*What this task involves*
What follows is a listing; restate every line of it word for word.

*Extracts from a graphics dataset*
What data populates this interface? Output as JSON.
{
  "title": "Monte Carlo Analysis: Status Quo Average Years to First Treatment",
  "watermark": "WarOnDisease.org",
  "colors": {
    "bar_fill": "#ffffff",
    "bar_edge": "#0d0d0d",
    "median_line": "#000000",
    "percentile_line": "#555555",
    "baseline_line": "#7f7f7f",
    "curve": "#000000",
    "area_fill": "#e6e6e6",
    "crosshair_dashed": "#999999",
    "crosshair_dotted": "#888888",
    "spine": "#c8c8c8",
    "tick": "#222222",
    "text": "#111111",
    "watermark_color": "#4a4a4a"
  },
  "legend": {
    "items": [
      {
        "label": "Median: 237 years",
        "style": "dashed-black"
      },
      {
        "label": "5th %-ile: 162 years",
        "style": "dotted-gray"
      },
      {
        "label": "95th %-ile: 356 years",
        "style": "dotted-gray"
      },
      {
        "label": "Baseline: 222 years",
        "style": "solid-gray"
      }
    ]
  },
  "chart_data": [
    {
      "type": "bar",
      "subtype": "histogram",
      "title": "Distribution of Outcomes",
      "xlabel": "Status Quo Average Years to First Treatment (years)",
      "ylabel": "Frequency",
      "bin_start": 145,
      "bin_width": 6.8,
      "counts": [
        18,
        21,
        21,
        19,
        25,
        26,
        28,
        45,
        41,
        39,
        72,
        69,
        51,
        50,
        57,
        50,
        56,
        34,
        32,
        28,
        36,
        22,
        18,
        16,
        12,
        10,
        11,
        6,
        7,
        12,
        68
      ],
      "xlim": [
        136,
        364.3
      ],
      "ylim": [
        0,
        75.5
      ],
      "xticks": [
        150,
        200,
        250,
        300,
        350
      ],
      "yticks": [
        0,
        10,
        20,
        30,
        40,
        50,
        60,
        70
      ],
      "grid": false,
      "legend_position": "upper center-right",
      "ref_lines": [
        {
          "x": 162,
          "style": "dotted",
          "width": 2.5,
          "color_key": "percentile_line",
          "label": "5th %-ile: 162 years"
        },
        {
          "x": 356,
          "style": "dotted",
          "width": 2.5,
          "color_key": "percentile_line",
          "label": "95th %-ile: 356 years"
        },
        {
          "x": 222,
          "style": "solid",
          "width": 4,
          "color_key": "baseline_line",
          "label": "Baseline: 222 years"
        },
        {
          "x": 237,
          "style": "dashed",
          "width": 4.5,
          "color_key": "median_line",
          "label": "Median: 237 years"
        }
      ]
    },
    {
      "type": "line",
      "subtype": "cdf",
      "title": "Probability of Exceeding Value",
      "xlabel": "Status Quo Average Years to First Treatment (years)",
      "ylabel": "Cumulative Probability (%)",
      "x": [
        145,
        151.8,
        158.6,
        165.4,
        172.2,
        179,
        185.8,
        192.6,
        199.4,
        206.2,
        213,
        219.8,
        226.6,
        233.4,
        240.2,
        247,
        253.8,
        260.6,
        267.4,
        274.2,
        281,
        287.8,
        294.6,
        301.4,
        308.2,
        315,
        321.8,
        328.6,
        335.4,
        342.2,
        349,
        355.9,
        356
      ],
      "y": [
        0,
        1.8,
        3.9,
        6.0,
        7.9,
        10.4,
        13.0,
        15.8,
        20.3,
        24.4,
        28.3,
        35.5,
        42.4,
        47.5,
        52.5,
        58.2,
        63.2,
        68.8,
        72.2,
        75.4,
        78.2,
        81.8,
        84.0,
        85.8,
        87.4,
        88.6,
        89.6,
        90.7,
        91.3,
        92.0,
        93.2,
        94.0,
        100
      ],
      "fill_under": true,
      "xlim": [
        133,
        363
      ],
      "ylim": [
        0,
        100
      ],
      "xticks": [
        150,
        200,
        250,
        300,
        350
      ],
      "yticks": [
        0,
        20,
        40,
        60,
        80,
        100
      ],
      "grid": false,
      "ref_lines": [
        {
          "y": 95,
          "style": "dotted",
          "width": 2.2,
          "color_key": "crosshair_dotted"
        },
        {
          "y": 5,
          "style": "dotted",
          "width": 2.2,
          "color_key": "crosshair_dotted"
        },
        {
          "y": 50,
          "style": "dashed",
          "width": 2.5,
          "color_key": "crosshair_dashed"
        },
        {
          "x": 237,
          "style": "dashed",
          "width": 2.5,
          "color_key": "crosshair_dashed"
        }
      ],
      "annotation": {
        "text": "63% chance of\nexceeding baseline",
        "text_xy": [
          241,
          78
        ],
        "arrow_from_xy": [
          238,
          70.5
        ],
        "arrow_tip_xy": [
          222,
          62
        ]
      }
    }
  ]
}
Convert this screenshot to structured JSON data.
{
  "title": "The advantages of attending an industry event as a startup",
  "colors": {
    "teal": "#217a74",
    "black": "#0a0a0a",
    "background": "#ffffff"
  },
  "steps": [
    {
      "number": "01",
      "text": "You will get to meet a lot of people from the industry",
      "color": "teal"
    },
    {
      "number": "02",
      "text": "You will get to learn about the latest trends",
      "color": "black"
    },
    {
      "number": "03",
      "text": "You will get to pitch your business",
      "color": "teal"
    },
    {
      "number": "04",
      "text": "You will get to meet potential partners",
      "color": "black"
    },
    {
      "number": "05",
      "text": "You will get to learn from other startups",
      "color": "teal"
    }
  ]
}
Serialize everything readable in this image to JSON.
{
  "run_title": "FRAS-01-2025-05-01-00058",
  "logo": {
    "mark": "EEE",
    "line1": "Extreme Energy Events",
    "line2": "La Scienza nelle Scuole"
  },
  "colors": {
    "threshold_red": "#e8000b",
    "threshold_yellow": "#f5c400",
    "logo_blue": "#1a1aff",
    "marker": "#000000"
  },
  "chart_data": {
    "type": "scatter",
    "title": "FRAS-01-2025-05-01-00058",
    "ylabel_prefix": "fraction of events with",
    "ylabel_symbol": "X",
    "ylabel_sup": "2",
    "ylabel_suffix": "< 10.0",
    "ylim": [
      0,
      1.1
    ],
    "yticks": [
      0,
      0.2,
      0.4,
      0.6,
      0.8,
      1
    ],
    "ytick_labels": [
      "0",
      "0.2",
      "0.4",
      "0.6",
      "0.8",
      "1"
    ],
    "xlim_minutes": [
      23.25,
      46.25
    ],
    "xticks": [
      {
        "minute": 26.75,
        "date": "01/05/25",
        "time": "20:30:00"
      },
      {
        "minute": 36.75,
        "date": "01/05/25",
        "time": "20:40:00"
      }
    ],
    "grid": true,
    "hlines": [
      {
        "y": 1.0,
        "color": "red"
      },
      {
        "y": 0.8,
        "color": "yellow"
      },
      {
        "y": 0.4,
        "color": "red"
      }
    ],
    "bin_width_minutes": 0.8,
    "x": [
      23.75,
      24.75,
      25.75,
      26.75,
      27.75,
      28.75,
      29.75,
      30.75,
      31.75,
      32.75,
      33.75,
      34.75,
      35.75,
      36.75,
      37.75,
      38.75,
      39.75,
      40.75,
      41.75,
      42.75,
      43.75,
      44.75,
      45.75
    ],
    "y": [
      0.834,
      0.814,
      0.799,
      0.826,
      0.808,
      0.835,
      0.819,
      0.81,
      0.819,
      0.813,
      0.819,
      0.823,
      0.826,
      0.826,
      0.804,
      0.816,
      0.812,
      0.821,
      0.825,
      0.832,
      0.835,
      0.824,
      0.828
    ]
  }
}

*Solution for this exercise*
What data populates this interface? Output as JSON.
{
  "title": "Monte Carlo Analysis: Status Quo Average Years to First Treatment",
  "watermark": "WarOnDisease.org",
  "colors": {
    "bar_fill": "#ffffff",
    "bar_edge": "#0d0d0d",
    "median_line": "#000000",
    "percentile_line": "#555555",
    "baseline_line": "#7f7f7f",
    "curve": "#000000",
    "area_fill": "#e6e6e6",
    "crosshair_dashed": "#999999",
    "crosshair_dotted": "#888888",
    "spine": "#c8c8c8",
    "tick": "#222222",
    "text": "#111111",
    "watermark_color": "#4a4a4a"
  },
  "legend": {
    "items": [
      {
        "label": "Median: 237 years",
        "style": "dashed-black"
      },
      {
        "label": "5th %-ile: 162 years",
        "style": "dotted-gray"
      },
      {
        "label": "95th %-ile: 356 years",
        "style": "dotted-gray"
      },
      {
        "label": "Baseline: 222 years",
        "style": "solid-gray"
      }
    ]
  },
  "chart_data": [
    {
      "type": "bar",
      "subtype": "histogram",
      "title": "Distribution of Outcomes",
      "xlabel": "Status Quo Average Years to First Treatment (years)",
      "ylabel": "Frequency",
      "bin_start": 145,
      "bin_width": 6.8,
      "counts": [
        18,
        21,
        21,
        19,
        25,
        26,
        28,
        45,
        41,
        39,
        72,
        69,
        51,
        50,
        57,
        50,
        56,
        34,
        32,
        28,
        36,
        22,
        18,
        16,
        12,
        10,
        11,
        6,
        7,
        12,
        68
      ],
      "xlim": [
        136,
        364.3
      ],
      "ylim": [
        0,
        75.5
      ],
      "xticks": [
        150,
        200,
        250,
        300,
        350
      ],
      "yticks": [
        0,
        10,
        20,
        30,
        40,
        50,
        60,
        70
      ],
      "grid": false,
      "legend_position": "upper center-right",
      "ref_lines": [
        {
          "x": 162,
          "style": "dotted",
          "width": 2.5,
          "color_key": "percentile_line",
          "label": "5th %-ile: 162 years"
        },
        {
          "x": 356,
          "style": "dotted",
          "width": 2.5,
          "color_key": "percentile_line",
          "label": "95th %-ile: 356 years"
        },
        {
          "x": 222,
          "style": "solid",
          "width": 4,
          "color_key": "baseline_line",
          "label": "Baseline: 222 years"
        },
        {
          "x": 237,
          "style": "dashed",
          "width": 4.5,
          "color_key": "median_line",
          "label": "Median: 237 years"
        }
      ]
    },
    {
      "type": "line",
      "subtype": "cdf",
      "title": "Probability of Exceeding Value",
      "xlabel": "Status Quo Average Years to First Treatment (years)",
      "ylabel": "Cumulative Probability (%)",
      "x": [
        145,
        151.8,
        158.6,
        165.4,
        172.2,
        179,
        185.8,
        192.6,
        199.4,
        206.2,
        213,
        219.8,
        226.6,
        233.4,
        240.2,
        247,
        253.8,
        260.6,
        267.4,
        274.2,
        281,
        287.8,
        294.6,
        301.4,
        308.2,
        315,
        321.8,
        328.6,
        335.4,
        342.2,
        349,
        355.9,
        356
      ],
      "y": [
        0,
        1.8,
        3.9,
        6.0,
        7.9,
        10.4,
        13.0,
        15.8,
        20.3,
        24.4,
        28.3,
        35.5,
        42.4,
        47.5,
        52.5,
        58.2,
        63.2,
        68.8,
        72.2,
        75.4,
        78.2,
        81.8,
        84.0,
        85.8,
        87.4,
        88.6,
        89.6,
        90.7,
        91.3,
        92.0,
        93.2,
        94.0,
        100
      ],
      "fill_under": true,
      "xlim": [
        133,
        363
      ],
      "ylim": [
        0,
        100
      ],
      "xticks": [
        150,
        200,
        250,
        300,
        350
      ],
      "yticks": [
        0,
        20,
        40,
        60,
        80,
        100
      ],
      "grid": false,
      "ref_lines": [
        {
          "y": 95,
          "style": "dotted",
          "width": 2.2,
          "color_key": "crosshair_dotted"
        },
        {
          "y": 5,
          "style": "dotted",
          "width": 2.2,
          "color_key": "crosshair_dotted"
        },
        {
          "y": 50,
          "style": "dashed",
          "width": 2.5,
          "color_key": "crosshair_dashed"
        },
        {
          "x": 237,
          "style": "dashed",
          "width": 2.5,
          "color_key": "crosshair_dashed"
        }
      ],
      "annotation": {
        "text": "63% chance of\nexceeding baseline",
        "text_xy": [
          241,
          78
        ],
        "arrow_from_xy": [
          238,
          70.5
        ],
        "arrow_tip_xy": [
          222,
          62
        ]
      }
    }
  ]
}
Convert this screenshot to structured JSON data.
{
  "title": "The advantages of attending an industry event as a startup",
  "colors": {
    "teal": "#217a74",
    "black": "#0a0a0a",
    "background": "#ffffff"
  },
  "steps": [
    {
      "number": "01",
      "text": "You will get to meet a lot of people from the industry",
      "color": "teal"
    },
    {
      "number": "02",
      "text": "You will get to learn about the latest trends",
      "color": "black"
    },
    {
      "number": "03",
      "text": "You will get to pitch your business",
      "color": "teal"
    },
    {
      "number": "04",
      "text": "You will get to meet potential partners",
      "color": "black"
    },
    {
      "number": "05",
      "text": "You will get to learn from other startups",
      "color": "teal"
    }
  ]
}
Serialize everything readable in this image to JSON.
{
  "run_title": "FRAS-01-2025-05-01-00058",
  "logo": {
    "mark": "EEE",
    "line1": "Extreme Energy Events",
    "line2": "La Scienza nelle Scuole"
  },
  "colors": {
    "threshold_red": "#e8000b",
    "threshold_yellow": "#f5c400",
    "logo_blue": "#1a1aff",
    "marker": "#000000"
  },
  "chart_data": {
    "type": "scatter",
    "title": "FRAS-01-2025-05-01-00058",
    "ylabel_prefix": "fraction of events with",
    "ylabel_symbol": "X",
    "ylabel_sup": "2",
    "ylabel_suffix": "< 10.0",
    "ylim": [
      0,
      1.1
    ],
    "yticks": [
      0,
      0.2,
      0.4,
      0.6,
      0.8,
      1
    ],
    "ytick_labels": [
      "0",
      "0.2",
      "0.4",
      "0.6",
      "0.8",
      "1"
    ],
    "xlim_minutes": [
      23.25,
      46.25
    ],
    "xticks": [
      {
        "minute": 26.75,
        "date": "01/05/25",
        "time": "20:30:00"
      },
      {
        "minute": 36.75,
        "date": "01/05/25",
        "time": "20:40:00"
      }
    ],
    "grid": true,
    "hlines": [
      {
        "y": 1.0,
        "color": "red"
      },
      {
        "y": 0.8,
        "color": "yellow"
      },
      {
        "y": 0.4,
        "color": "red"
      }
    ],
    "bin_width_minutes": 0.8,
    "x": [
      23.75,
      24.75,
      25.75,
      26.75,
      27.75,
      28.75,
      29.75,
      30.75,
      31.75,
      32.75,
      33.75,
      34.75,
      35.75,
      36.75,
      37.75,
      38.75,
      39.75,
      40.75,
      41.75,
      42.75,
      43.75,
      44.75,
      45.75
    ],
    "y": [
      0.834,
      0.814,
      0.799,
      0.826,
      0.808,
      0.835,
      0.819,
      0.81,
      0.819,
      0.813,
      0.819,
      0.823,
      0.826,
      0.826,
      0.804,
      0.816,
      0.812,
      0.821,
      0.825,
      0.832,
      0.835,
      0.824,
      0.828
    ]
  }
}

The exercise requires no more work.